[記録]
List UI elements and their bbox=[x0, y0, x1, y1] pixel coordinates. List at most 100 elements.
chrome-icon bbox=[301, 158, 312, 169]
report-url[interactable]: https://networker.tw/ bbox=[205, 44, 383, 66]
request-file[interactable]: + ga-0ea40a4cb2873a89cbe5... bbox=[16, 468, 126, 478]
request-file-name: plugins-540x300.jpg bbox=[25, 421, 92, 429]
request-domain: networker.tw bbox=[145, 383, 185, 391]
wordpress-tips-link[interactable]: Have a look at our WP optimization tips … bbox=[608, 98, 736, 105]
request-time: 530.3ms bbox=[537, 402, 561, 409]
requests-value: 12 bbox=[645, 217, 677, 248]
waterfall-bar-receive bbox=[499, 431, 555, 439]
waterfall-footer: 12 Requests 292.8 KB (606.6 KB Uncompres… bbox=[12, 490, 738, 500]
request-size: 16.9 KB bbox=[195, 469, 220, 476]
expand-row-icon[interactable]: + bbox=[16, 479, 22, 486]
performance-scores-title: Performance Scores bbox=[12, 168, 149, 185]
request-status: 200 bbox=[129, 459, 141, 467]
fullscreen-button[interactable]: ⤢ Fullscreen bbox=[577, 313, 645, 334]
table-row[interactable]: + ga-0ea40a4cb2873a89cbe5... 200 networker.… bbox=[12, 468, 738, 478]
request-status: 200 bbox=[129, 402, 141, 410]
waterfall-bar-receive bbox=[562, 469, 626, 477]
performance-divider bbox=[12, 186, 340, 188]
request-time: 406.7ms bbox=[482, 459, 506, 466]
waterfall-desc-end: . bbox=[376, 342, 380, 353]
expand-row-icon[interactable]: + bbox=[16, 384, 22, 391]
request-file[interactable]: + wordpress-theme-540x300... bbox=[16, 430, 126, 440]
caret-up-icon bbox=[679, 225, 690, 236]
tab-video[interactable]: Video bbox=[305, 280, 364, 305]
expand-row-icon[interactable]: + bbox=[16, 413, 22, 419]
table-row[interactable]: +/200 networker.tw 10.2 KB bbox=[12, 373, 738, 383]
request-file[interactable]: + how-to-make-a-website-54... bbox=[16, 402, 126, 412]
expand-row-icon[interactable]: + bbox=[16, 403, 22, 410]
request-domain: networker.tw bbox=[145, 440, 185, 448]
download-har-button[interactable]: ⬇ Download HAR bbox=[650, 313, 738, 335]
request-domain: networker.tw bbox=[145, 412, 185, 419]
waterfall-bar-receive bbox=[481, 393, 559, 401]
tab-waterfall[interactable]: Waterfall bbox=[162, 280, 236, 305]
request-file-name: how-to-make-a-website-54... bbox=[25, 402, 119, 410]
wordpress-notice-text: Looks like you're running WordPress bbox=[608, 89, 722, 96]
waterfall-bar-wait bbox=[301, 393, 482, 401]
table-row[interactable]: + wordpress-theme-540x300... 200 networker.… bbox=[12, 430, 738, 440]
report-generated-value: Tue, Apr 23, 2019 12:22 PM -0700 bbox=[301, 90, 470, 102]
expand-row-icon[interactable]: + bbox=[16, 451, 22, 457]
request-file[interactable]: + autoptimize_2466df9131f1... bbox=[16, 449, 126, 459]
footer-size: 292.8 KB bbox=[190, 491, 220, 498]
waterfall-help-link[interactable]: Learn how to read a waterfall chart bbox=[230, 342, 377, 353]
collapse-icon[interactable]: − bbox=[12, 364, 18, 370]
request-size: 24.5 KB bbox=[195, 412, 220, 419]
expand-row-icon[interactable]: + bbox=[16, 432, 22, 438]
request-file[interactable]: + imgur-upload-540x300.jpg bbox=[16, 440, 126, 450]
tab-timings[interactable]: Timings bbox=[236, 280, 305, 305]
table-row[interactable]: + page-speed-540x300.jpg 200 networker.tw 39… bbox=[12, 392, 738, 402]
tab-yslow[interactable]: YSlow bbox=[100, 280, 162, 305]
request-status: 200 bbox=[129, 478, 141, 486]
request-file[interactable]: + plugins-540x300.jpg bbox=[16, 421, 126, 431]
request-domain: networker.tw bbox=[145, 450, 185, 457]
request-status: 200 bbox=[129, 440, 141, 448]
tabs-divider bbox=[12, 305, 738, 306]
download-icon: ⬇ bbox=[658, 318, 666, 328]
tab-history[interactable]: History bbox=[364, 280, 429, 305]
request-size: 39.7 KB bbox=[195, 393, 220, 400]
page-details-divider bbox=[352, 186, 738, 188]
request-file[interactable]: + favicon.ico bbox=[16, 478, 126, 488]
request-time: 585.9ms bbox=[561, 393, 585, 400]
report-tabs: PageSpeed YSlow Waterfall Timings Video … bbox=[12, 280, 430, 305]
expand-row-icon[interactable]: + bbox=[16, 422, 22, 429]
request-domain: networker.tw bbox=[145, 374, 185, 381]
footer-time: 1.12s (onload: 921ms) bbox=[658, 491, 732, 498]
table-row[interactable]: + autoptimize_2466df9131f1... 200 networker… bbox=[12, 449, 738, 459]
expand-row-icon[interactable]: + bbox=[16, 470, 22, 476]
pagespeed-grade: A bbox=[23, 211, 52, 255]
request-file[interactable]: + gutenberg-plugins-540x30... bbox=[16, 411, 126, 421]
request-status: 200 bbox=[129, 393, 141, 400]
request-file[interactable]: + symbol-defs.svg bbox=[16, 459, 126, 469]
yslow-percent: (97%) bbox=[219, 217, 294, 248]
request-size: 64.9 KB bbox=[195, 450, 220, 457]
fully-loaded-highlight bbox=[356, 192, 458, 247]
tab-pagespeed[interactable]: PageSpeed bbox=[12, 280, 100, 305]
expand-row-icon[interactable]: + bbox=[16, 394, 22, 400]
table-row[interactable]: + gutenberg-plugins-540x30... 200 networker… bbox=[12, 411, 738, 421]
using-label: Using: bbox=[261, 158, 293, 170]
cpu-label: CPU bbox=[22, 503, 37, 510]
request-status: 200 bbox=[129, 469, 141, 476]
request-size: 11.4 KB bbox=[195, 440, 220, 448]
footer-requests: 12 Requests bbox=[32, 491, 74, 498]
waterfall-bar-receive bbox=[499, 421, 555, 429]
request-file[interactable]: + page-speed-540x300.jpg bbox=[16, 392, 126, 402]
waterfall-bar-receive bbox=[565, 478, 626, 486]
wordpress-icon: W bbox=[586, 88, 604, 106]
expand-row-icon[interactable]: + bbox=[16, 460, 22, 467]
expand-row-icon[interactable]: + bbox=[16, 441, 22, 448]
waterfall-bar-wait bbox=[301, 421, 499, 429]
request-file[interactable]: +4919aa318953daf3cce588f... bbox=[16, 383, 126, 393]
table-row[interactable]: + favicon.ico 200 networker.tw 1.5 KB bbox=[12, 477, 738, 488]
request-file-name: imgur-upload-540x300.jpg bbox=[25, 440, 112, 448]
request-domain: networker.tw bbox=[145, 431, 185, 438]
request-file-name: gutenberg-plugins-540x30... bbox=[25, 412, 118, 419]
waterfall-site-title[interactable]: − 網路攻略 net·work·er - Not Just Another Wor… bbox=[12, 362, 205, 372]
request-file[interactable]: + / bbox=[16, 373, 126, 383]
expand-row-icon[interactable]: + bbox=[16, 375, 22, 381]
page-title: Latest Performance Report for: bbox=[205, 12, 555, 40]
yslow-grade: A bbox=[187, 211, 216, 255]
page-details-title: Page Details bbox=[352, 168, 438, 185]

■ 目的: 上の項目をすべて、一字一句変えずに引用してもらえますか？

■ 最終結果:
List UI elements and their bbox=[x0, y0, x1, y1] pixel coordinates. List at most 100 elements.
chrome-icon bbox=[301, 158, 312, 169]
report-url[interactable]: https://networker.tw/ bbox=[205, 44, 383, 66]
request-file[interactable]: + ga-0ea40a4cb2873a89cbe5... bbox=[16, 468, 126, 478]
request-file-name: plugins-540x300.jpg bbox=[25, 421, 92, 429]
request-domain: networker.tw bbox=[145, 383, 185, 391]
wordpress-tips-link[interactable]: Have a look at our WP optimization tips … bbox=[608, 98, 736, 105]
request-time: 530.3ms bbox=[537, 402, 561, 409]
requests-value: 12 bbox=[645, 217, 677, 248]
waterfall-bar-receive bbox=[499, 431, 555, 439]
waterfall-footer: 12 Requests 292.8 KB (606.6 KB Uncompres… bbox=[12, 490, 738, 500]
request-size: 16.9 KB bbox=[195, 469, 220, 476]
expand-row-icon[interactable]: + bbox=[16, 479, 22, 486]
performance-scores-title: Performance Scores bbox=[12, 168, 149, 185]
request-status: 200 bbox=[129, 459, 141, 467]
fullscreen-button[interactable]: ⤢ Fullscreen bbox=[577, 313, 645, 334]
table-row[interactable]: + ga-0ea40a4cb2873a89cbe5... 200 networker.… bbox=[12, 468, 738, 478]
request-status: 200 bbox=[129, 402, 141, 410]
waterfall-bar-receive bbox=[562, 469, 626, 477]
performance-divider bbox=[12, 186, 340, 188]
request-time: 406.7ms bbox=[482, 459, 506, 466]
waterfall-desc-end: . bbox=[376, 342, 380, 353]
expand-row-icon[interactable]: + bbox=[16, 384, 22, 391]
request-file[interactable]: + wordpress-theme-540x300... bbox=[16, 430, 126, 440]
caret-up-icon bbox=[679, 225, 690, 236]
tab-video[interactable]: Video bbox=[305, 280, 364, 305]
expand-row-icon[interactable]: + bbox=[16, 413, 22, 419]
table-row[interactable]: +/200 networker.tw 10.2 KB bbox=[12, 373, 738, 383]
request-file[interactable]: + how-to-make-a-website-54... bbox=[16, 402, 126, 412]
expand-row-icon[interactable]: + bbox=[16, 403, 22, 410]
request-domain: networker.tw bbox=[145, 440, 185, 448]
download-har-button[interactable]: ⬇ Download HAR bbox=[650, 313, 738, 335]
request-domain: networker.tw bbox=[145, 412, 185, 419]
waterfall-bar-receive bbox=[481, 393, 559, 401]
tab-waterfall[interactable]: Waterfall bbox=[162, 280, 236, 305]
request-file-name: how-to-make-a-website-54... bbox=[25, 402, 119, 410]
wordpress-notice-text: Looks like you're running WordPress bbox=[608, 89, 722, 96]
waterfall-bar-wait bbox=[301, 393, 482, 401]
table-row[interactable]: + wordpress-theme-540x300... 200 networker.… bbox=[12, 430, 738, 440]
report-generated-value: Tue, Apr 23, 2019 12:22 PM -0700 bbox=[301, 90, 470, 102]
expand-row-icon[interactable]: + bbox=[16, 451, 22, 457]
request-file[interactable]: + autoptimize_2466df9131f1... bbox=[16, 449, 126, 459]
footer-size: 292.8 KB bbox=[190, 491, 220, 498]
waterfall-help-link[interactable]: Learn how to read a waterfall chart bbox=[230, 342, 377, 353]
collapse-icon[interactable]: − bbox=[12, 364, 18, 370]
request-size: 24.5 KB bbox=[195, 412, 220, 419]
expand-row-icon[interactable]: + bbox=[16, 432, 22, 438]
request-file[interactable]: + imgur-upload-540x300.jpg bbox=[16, 440, 126, 450]
tab-timings[interactable]: Timings bbox=[236, 280, 305, 305]
table-row[interactable]: + page-speed-540x300.jpg 200 networker.tw 39… bbox=[12, 392, 738, 402]
tab-yslow[interactable]: YSlow bbox=[100, 280, 162, 305]
request-status: 200 bbox=[129, 478, 141, 486]
request-file[interactable]: + plugins-540x300.jpg bbox=[16, 421, 126, 431]
request-domain: networker.tw bbox=[145, 450, 185, 457]
request-status: 200 bbox=[129, 440, 141, 448]
tabs-divider bbox=[12, 305, 738, 306]
download-icon: ⬇ bbox=[658, 318, 666, 328]
tab-history[interactable]: History bbox=[364, 280, 429, 305]
request-size: 39.7 KB bbox=[195, 393, 220, 400]
page-details-divider bbox=[352, 186, 738, 188]
request-file[interactable]: + favicon.ico bbox=[16, 478, 126, 488]
request-time: 585.9ms bbox=[561, 393, 585, 400]
report-tabs: PageSpeed YSlow Waterfall Timings Video … bbox=[12, 280, 430, 305]
expand-row-icon[interactable]: + bbox=[16, 422, 22, 429]
request-domain: networker.tw bbox=[145, 374, 185, 381]
footer-time: 1.12s (onload: 921ms) bbox=[658, 491, 732, 498]
table-row[interactable]: + autoptimize_2466df9131f1... 200 networker… bbox=[12, 449, 738, 459]
expand-row-icon[interactable]: + bbox=[16, 470, 22, 476]
pagespeed-grade: A bbox=[23, 211, 52, 255]
request-file[interactable]: + gutenberg-plugins-540x30... bbox=[16, 411, 126, 421]
request-status: 200 bbox=[129, 393, 141, 400]
request-file[interactable]: + symbol-defs.svg bbox=[16, 459, 126, 469]
yslow-percent: (97%) bbox=[219, 217, 294, 248]
request-size: 64.9 KB bbox=[195, 450, 220, 457]
fully-loaded-highlight bbox=[356, 192, 458, 247]
tab-pagespeed[interactable]: PageSpeed bbox=[12, 280, 100, 305]
expand-row-icon[interactable]: + bbox=[16, 394, 22, 400]
table-row[interactable]: + gutenberg-plugins-540x30... 200 networker… bbox=[12, 411, 738, 421]
using-label: Using: bbox=[261, 158, 293, 170]
cpu-label: CPU bbox=[22, 503, 37, 510]
request-status: 200 bbox=[129, 469, 141, 476]
request-size: 11.4 KB bbox=[195, 440, 220, 448]
footer-requests: 12 Requests bbox=[32, 491, 74, 498]
waterfall-bar-receive bbox=[499, 421, 555, 429]
request-file[interactable]: + page-speed-540x300.jpg bbox=[16, 392, 126, 402]
waterfall-bar-receive bbox=[565, 478, 626, 486]
wordpress-icon: W bbox=[586, 88, 604, 106]
expand-row-icon[interactable]: + bbox=[16, 460, 22, 467]
expand-row-icon[interactable]: + bbox=[16, 441, 22, 448]
waterfall-bar-wait bbox=[301, 421, 499, 429]
request-file[interactable]: +4919aa318953daf3cce588f... bbox=[16, 383, 126, 393]
table-row[interactable]: + favicon.ico 200 networker.tw 1.5 KB bbox=[12, 477, 738, 488]
request-file-name: imgur-upload-540x300.jpg bbox=[25, 440, 112, 448]
request-domain: networker.tw bbox=[145, 431, 185, 438]
request-file-name: gutenberg-plugins-540x30... bbox=[25, 412, 118, 419]
waterfall-site-title[interactable]: − 網路攻略 net·work·er - Not Just Another Wor… bbox=[12, 362, 205, 372]
request-file[interactable]: + / bbox=[16, 373, 126, 383]
expand-row-icon[interactable]: + bbox=[16, 375, 22, 381]
page-title: Latest Performance Report for: bbox=[205, 12, 555, 40]
yslow-grade: A bbox=[187, 211, 216, 255]
page-details-title: Page Details bbox=[352, 168, 438, 185]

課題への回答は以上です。